> [Exercise requirements]
The entries below should be output exactly as written.
##############################
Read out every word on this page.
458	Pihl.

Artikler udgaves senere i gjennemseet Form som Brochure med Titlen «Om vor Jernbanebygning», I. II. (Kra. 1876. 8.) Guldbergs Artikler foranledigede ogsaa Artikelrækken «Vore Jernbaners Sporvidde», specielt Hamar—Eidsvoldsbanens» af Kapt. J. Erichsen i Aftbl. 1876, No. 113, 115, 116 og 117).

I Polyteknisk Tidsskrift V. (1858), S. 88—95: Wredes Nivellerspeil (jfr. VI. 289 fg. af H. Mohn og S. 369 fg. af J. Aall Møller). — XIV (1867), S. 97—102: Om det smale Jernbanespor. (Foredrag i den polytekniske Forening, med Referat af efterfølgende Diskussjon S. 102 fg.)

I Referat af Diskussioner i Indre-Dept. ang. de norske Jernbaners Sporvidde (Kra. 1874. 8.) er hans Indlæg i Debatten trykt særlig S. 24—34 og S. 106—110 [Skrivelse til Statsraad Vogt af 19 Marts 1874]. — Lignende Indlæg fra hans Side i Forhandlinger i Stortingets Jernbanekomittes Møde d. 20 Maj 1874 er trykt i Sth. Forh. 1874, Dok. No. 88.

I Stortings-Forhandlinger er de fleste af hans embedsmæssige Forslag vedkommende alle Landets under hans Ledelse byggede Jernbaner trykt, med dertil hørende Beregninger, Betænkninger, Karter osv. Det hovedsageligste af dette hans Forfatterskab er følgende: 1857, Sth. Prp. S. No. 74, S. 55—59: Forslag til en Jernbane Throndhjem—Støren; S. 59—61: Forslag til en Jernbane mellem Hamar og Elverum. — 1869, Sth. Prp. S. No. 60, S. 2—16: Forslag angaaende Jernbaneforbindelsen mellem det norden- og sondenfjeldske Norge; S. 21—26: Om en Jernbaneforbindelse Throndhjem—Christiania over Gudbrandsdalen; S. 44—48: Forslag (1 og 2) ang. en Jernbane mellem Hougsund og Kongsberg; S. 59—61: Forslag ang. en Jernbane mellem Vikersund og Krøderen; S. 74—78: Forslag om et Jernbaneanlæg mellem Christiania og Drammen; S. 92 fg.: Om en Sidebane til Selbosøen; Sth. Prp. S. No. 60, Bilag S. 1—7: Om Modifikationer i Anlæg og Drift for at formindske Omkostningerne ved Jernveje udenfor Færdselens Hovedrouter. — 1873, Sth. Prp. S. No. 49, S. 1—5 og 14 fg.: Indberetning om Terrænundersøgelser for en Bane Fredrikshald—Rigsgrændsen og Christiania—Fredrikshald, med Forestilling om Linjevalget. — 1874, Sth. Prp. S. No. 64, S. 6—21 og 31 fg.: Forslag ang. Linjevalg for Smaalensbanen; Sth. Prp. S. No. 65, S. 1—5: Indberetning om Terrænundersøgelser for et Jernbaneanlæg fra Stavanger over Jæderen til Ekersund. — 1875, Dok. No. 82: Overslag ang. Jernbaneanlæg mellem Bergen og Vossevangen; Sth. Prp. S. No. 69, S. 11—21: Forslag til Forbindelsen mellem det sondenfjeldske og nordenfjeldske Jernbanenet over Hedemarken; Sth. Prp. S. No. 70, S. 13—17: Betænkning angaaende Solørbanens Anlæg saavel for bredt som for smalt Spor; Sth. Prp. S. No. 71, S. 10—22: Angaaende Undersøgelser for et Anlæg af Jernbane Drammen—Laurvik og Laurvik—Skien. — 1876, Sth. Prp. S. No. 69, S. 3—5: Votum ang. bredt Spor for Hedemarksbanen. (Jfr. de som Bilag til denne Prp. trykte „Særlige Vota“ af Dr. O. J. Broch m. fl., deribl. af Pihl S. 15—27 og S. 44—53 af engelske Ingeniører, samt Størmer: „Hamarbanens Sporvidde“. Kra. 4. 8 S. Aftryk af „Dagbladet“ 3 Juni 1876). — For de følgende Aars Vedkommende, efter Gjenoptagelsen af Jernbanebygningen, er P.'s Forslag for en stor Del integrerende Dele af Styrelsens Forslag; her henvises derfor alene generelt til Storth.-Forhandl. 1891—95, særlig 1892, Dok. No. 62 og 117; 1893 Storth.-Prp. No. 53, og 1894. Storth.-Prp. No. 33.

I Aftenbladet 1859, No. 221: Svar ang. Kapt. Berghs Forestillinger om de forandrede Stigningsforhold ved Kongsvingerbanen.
##############################
> [Expected answer]
Read out every word on this page.
458	Pihl.

Artikler udgaves senere i gjennemseet Form som Brochure med Titlen «Om vor Jernbanebygning», I. II. (Kra. 1876. 8.) Guldbergs Artikler foranledigede ogsaa Artikelrækken «Vore Jernbaners Sporvidde», specielt Hamar—Eidsvoldsbanens» af Kapt. J. Erichsen i Aftbl. 1876, No. 113, 115, 116 og 117).

I Polyteknisk Tidsskrift V. (1858), S. 88—95: Wredes Nivellerspeil (jfr. VI. 289 fg. af H. Mohn og S. 369 fg. af J. Aall Møller). — XIV (1867), S. 97—102: Om det smale Jernbanespor. (Foredrag i den polytekniske Forening, med Referat af efterfølgende Diskussjon S. 102 fg.)

I Referat af Diskussioner i Indre-Dept. ang. de norske Jernbaners Sporvidde (Kra. 1874. 8.) er hans Indlæg i Debatten trykt særlig S. 24—34 og S. 106—110 [Skrivelse til Statsraad Vogt af 19 Marts 1874]. — Lignende Indlæg fra hans Side i Forhandlinger i Stortingets Jernbanekomittes Møde d. 20 Maj 1874 er trykt i Sth. Forh. 1874, Dok. No. 88.

I Stortings-Forhandlinger er de fleste af hans embedsmæssige Forslag vedkommende alle Landets under hans Ledelse byggede Jernbaner trykt, med dertil hørende Beregninger, Betænkninger, Karter osv. Det hovedsageligste af dette hans Forfatterskab er følgende: 1857, Sth. Prp. S. No. 74, S. 55—59: Forslag til en Jernbane Throndhjem—Støren; S. 59—61: Forslag til en Jernbane mellem Hamar og Elverum. — 1869, Sth. Prp. S. No. 60, S. 2—16: Forslag angaaende Jernbaneforbindelsen mellem det norden- og sondenfjeldske Norge; S. 21—26: Om en Jernbaneforbindelse Throndhjem—Christiania over Gudbrandsdalen; S. 44—48: Forslag (1 og 2) ang. en Jernbane mellem Hougsund og Kongsberg; S. 59—61: Forslag ang. en Jernbane mellem Vikersund og Krøderen; S. 74—78: Forslag om et Jernbaneanlæg mellem Christiania og Drammen; S. 92 fg.: Om en Sidebane til Selbosøen; Sth. Prp. S. No. 60, Bilag S. 1—7: Om Modifikationer i Anlæg og Drift for at formindske Omkostningerne ved Jernveje udenfor Færdselens Hovedrouter. — 1873, Sth. Prp. S. No. 49, S. 1—5 og 14 fg.: Indberetning om Terrænundersøgelser for en Bane Fredrikshald—Rigsgrændsen og Christiania—Fredrikshald, med Forestilling om Linjevalget. — 1874, Sth. Prp. S. No. 64, S. 6—21 og 31 fg.: Forslag ang. Linjevalg for Smaalensbanen; Sth. Prp. S. No. 65, S. 1—5: Indberetning om Terrænundersøgelser for et Jernbaneanlæg fra Stavanger over Jæderen til Ekersund. — 1875, Dok. No. 82: Overslag ang. Jernbaneanlæg mellem Bergen og Vossevangen; Sth. Prp. S. No. 69, S. 11—21: Forslag til Forbindelsen mellem det sondenfjeldske og nordenfjeldske Jernbanenet over Hedemarken; Sth. Prp. S. No. 70, S. 13—17: Betænkning angaaende Solørbanens Anlæg saavel for bredt som for smalt Spor; Sth. Prp. S. No. 71, S. 10—22: Angaaende Undersøgelser for et Anlæg af Jernbane Drammen—Laurvik og Laurvik—Skien. — 1876, Sth. Prp. S. No. 69, S. 3—5: Votum ang. bredt Spor for Hedemarksbanen. (Jfr. de som Bilag til denne Prp. trykte „Særlige Vota“ af Dr. O. J. Broch m. fl., deribl. af Pihl S. 15—27 og S. 44—53 af engelske Ingeniører, samt Størmer: „Hamarbanens Sporvidde“. Kra. 4. 8 S. Aftryk af „Dagbladet“ 3 Juni 1876). — For de følgende Aars Vedkommende, efter Gjenoptagelsen af Jernbanebygningen, er P.'s Forslag for en stor Del integrerende Dele af Styrelsens Forslag; her henvises derfor alene generelt til Storth.-Forhandl. 1891—95, særlig 1892, Dok. No. 62 og 117; 1893 Storth.-Prp. No. 53, og 1894. Storth.-Prp. No. 33.

I Aftenbladet 1859, No. 221: Svar ang. Kapt. Berghs Forestillinger om de forandrede Stigningsforhold ved Kongsvingerbanen.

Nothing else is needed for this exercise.